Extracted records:
-*-*-
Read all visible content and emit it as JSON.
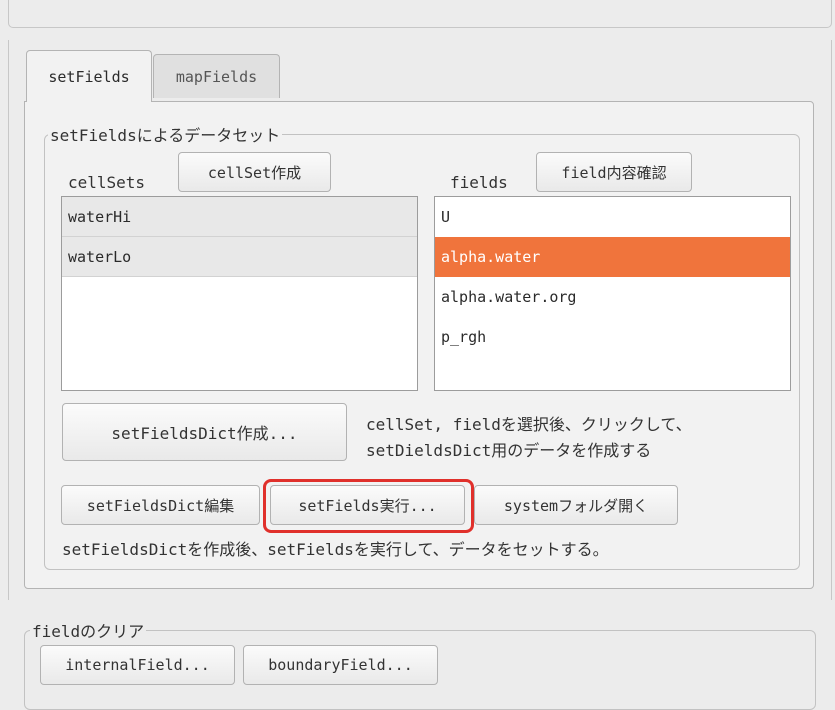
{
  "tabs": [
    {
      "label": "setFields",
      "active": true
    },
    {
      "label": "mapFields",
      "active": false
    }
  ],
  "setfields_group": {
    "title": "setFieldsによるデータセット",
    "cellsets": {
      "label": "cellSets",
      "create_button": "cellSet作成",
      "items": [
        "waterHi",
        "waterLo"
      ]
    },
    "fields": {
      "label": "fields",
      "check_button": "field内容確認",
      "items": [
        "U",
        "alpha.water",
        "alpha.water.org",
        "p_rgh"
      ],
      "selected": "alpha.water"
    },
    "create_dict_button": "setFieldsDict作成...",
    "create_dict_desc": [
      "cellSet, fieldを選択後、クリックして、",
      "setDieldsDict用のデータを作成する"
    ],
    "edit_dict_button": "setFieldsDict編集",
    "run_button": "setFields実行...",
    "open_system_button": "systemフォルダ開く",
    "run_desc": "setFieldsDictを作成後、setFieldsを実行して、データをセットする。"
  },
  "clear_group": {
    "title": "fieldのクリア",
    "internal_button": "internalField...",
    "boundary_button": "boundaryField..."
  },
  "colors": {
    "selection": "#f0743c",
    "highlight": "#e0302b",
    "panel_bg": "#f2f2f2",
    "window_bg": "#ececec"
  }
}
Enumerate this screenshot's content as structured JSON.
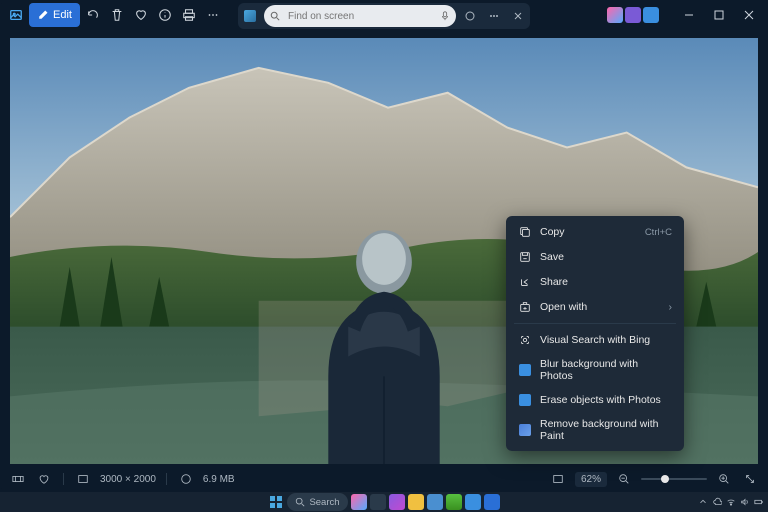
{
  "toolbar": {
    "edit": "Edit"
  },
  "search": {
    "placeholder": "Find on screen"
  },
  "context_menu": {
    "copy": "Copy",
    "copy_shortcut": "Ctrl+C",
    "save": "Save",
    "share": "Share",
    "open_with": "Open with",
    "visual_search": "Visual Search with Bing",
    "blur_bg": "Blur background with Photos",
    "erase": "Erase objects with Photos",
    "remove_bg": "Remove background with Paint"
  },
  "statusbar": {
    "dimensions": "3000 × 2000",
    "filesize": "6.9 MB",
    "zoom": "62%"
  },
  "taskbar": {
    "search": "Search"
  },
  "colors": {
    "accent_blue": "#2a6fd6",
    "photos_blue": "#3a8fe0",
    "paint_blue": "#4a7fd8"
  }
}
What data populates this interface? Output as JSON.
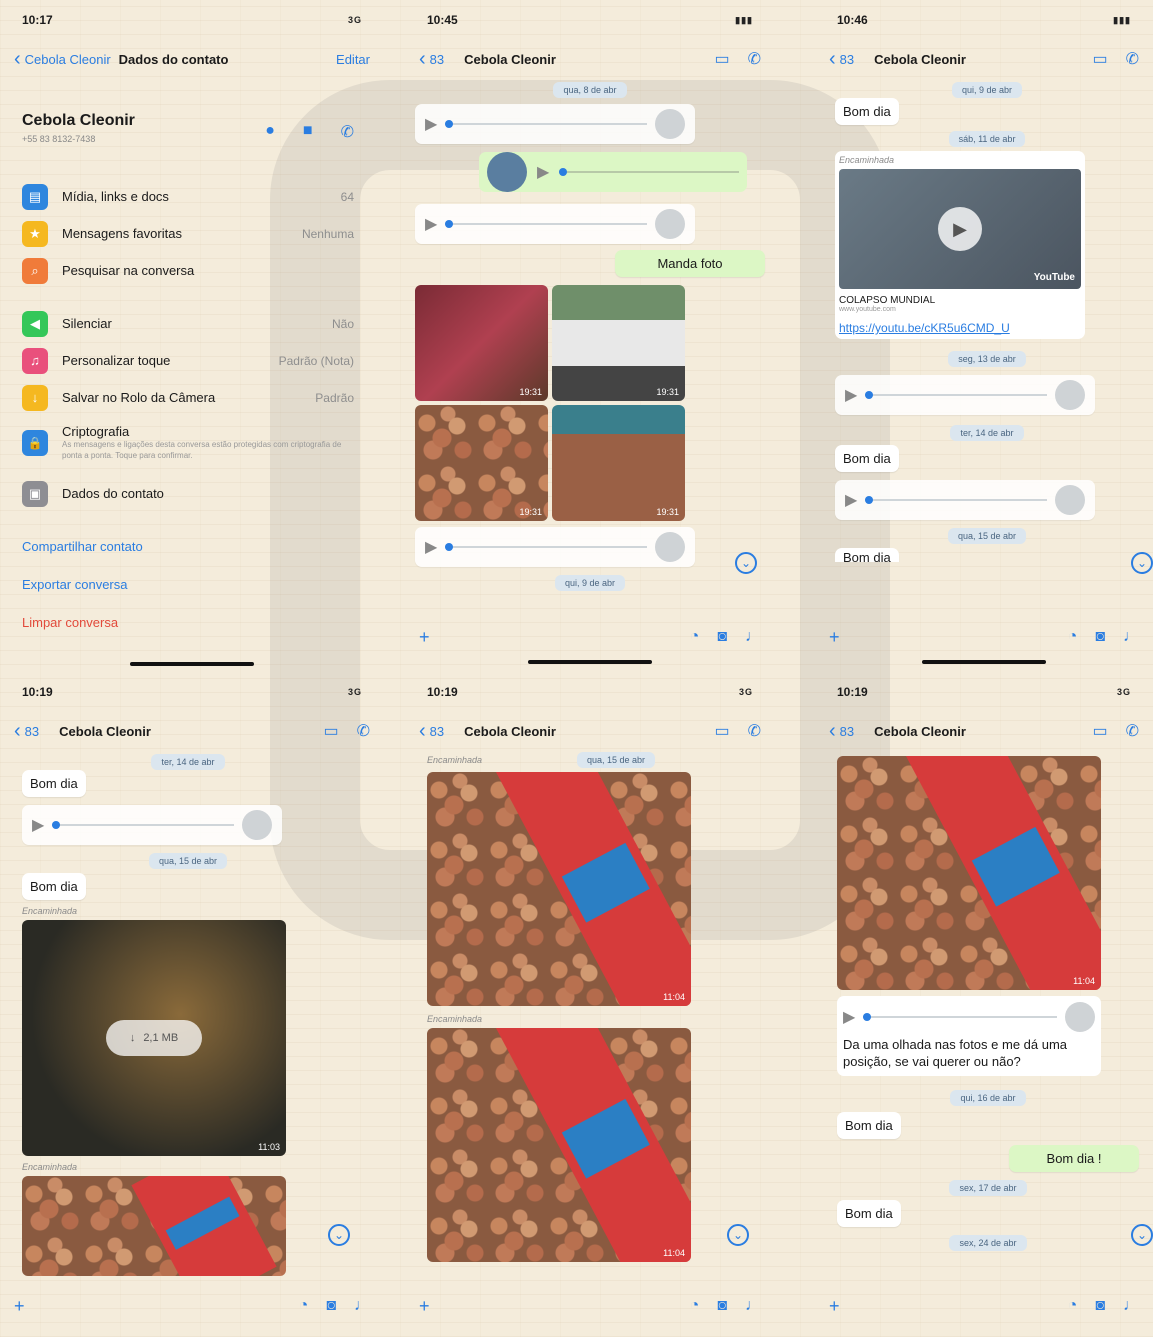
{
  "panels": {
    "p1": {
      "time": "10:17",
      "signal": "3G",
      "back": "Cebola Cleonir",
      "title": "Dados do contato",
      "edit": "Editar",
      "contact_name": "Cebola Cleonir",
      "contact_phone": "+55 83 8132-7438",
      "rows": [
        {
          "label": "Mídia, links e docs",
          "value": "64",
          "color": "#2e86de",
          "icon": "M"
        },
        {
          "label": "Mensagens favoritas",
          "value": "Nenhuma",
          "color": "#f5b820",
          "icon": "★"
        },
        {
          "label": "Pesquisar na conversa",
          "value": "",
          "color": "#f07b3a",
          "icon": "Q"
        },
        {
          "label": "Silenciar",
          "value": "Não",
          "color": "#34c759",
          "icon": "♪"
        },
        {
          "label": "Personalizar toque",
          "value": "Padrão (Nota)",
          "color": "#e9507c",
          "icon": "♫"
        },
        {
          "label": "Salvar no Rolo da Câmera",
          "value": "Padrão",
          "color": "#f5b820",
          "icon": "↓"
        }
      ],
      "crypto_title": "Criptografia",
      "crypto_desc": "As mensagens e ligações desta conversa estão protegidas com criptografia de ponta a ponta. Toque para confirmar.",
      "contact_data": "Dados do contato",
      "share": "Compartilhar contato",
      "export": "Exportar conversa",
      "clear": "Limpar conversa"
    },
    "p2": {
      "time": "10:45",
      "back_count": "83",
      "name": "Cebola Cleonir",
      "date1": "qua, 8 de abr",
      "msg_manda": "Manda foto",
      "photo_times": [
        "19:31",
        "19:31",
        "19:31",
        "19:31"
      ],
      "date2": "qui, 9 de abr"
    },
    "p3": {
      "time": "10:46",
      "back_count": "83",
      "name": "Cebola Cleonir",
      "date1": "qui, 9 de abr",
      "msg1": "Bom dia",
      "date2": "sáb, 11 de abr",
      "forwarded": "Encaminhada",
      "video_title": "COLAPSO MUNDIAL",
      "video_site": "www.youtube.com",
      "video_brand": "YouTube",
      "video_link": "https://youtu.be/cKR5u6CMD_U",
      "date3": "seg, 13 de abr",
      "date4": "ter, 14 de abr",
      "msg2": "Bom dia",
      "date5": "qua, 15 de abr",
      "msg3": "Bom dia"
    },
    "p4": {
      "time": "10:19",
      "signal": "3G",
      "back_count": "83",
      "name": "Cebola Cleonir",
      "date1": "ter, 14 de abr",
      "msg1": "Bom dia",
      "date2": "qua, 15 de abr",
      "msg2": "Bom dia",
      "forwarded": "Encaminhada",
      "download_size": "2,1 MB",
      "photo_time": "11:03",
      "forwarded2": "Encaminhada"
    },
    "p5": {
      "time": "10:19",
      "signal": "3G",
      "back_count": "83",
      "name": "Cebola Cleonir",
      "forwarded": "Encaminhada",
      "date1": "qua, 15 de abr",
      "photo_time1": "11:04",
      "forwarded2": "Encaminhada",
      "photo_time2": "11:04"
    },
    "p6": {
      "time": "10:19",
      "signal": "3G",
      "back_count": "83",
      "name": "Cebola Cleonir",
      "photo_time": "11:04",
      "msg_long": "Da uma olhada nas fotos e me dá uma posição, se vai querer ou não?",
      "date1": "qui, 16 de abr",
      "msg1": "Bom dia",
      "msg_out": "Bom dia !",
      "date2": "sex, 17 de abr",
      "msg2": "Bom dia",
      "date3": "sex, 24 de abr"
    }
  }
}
-*-*-
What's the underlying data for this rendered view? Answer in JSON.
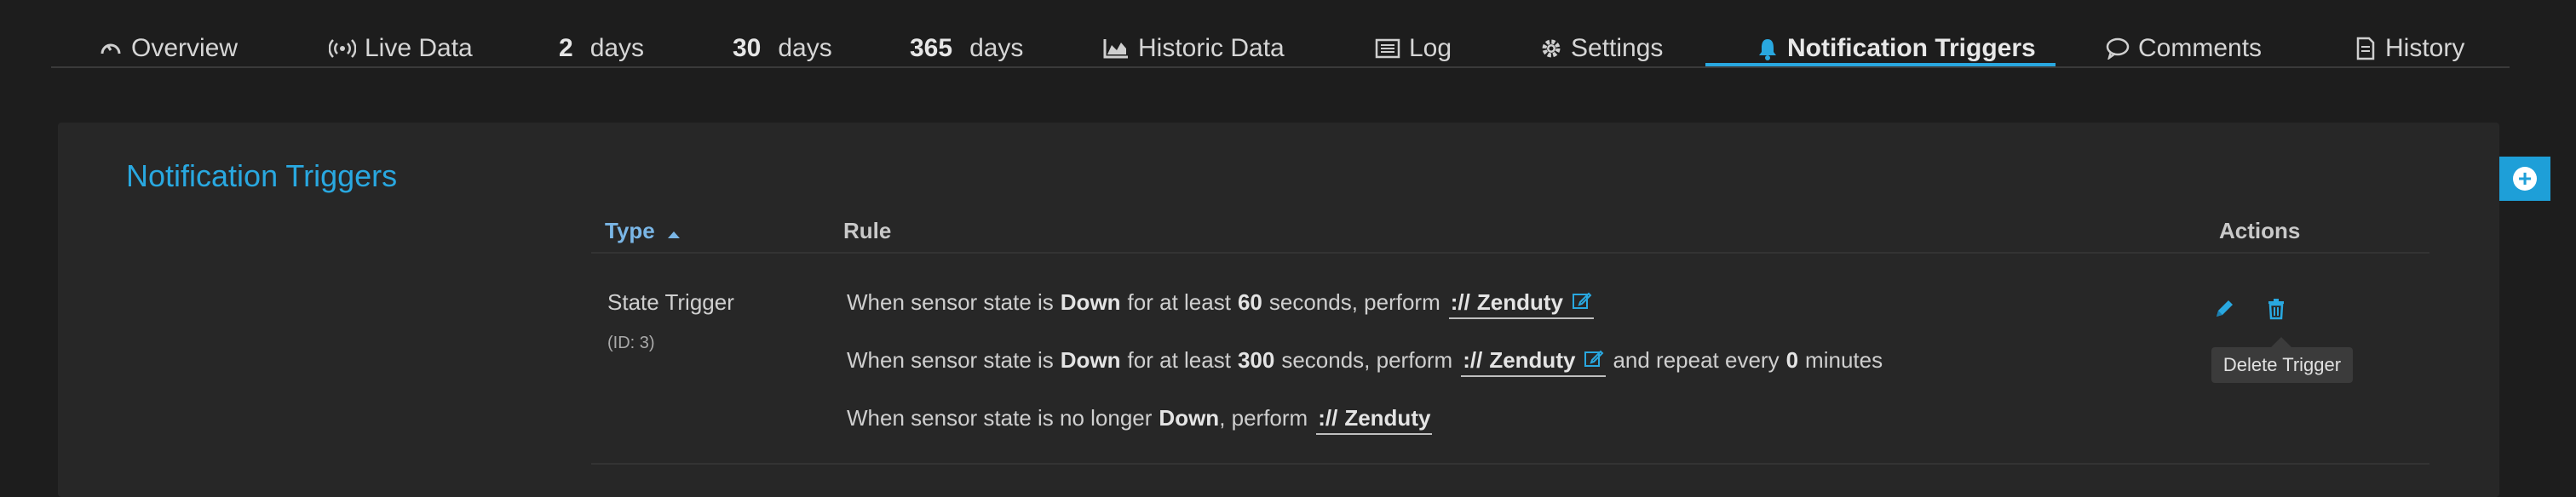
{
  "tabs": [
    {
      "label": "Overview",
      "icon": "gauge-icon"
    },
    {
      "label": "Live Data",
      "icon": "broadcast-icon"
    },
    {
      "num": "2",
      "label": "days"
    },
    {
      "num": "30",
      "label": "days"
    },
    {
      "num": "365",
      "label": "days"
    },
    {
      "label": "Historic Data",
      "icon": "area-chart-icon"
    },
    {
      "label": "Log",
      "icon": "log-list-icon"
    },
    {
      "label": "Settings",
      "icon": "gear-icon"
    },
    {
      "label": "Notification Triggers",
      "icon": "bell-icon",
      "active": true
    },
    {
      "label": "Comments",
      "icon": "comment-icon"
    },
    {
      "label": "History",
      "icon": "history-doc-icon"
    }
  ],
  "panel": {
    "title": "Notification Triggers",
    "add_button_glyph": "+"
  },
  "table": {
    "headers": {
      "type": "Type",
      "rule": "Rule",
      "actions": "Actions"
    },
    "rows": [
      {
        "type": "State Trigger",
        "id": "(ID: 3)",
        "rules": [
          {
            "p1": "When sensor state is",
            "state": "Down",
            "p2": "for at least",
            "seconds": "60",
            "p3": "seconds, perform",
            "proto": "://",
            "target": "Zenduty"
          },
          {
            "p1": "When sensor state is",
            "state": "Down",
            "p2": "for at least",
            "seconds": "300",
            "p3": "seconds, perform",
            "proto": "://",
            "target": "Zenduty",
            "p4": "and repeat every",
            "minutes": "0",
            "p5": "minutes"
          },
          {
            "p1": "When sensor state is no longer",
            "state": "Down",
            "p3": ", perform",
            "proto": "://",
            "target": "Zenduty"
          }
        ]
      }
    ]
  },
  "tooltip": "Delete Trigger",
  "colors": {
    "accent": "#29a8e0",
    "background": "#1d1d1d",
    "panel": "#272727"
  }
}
-*-*-
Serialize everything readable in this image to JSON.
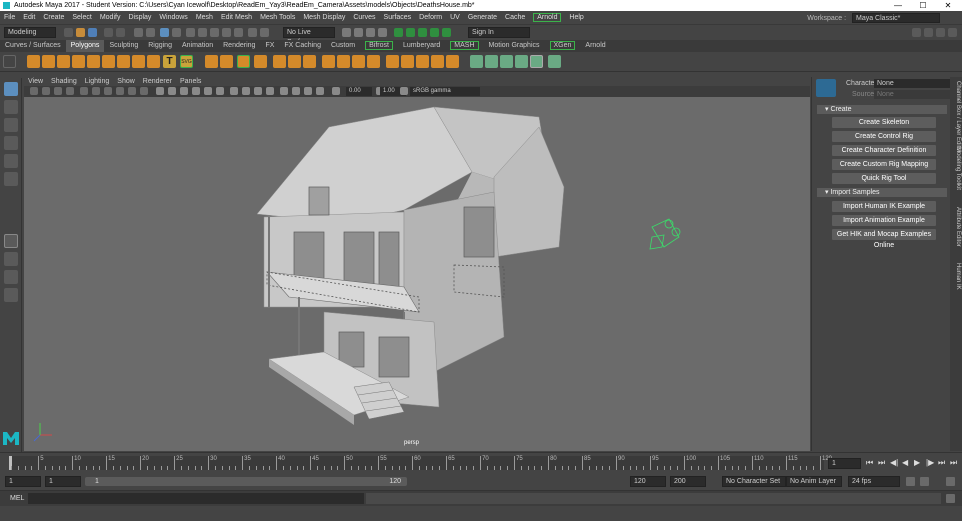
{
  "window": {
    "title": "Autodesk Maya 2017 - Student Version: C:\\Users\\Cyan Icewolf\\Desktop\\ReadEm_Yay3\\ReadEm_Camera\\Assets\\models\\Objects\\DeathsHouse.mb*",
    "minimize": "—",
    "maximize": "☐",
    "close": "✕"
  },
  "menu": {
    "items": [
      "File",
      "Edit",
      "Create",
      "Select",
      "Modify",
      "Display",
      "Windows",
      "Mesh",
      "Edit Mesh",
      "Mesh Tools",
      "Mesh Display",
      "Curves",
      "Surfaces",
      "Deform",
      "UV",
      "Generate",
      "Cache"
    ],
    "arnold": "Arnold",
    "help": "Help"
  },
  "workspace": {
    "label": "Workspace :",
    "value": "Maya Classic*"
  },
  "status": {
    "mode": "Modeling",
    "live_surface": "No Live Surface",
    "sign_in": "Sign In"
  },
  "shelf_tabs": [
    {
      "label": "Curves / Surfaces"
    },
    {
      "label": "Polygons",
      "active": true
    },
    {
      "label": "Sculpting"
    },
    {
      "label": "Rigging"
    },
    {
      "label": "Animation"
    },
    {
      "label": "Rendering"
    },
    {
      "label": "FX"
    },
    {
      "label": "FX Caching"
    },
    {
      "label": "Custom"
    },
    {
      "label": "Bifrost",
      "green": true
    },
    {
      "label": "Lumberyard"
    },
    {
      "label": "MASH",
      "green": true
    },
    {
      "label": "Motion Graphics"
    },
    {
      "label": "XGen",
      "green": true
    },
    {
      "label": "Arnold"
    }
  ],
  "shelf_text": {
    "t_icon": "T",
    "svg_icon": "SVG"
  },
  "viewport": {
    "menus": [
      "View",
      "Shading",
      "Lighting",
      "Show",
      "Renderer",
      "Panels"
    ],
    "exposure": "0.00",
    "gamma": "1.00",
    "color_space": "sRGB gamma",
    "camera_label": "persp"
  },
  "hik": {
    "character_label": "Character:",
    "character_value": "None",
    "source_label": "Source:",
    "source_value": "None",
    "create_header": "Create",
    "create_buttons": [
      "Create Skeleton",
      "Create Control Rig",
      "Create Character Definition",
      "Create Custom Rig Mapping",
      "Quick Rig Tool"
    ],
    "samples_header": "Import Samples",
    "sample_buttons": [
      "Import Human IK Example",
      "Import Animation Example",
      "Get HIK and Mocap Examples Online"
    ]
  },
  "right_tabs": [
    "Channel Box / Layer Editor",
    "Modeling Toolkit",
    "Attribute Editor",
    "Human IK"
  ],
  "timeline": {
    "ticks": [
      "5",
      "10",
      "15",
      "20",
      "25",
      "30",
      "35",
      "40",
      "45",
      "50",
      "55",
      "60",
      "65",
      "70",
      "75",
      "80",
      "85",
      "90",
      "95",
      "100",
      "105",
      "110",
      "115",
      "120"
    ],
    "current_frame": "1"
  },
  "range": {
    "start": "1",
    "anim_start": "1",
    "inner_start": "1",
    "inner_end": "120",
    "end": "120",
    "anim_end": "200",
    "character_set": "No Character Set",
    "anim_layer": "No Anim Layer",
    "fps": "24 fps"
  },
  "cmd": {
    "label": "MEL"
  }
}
-*-*-
**Aim:** Out of the material above, gather each line where "Triggers" appears.

**Response to the exercise:**
      "label": "Notification Triggers",
    "title": "Notification Triggers",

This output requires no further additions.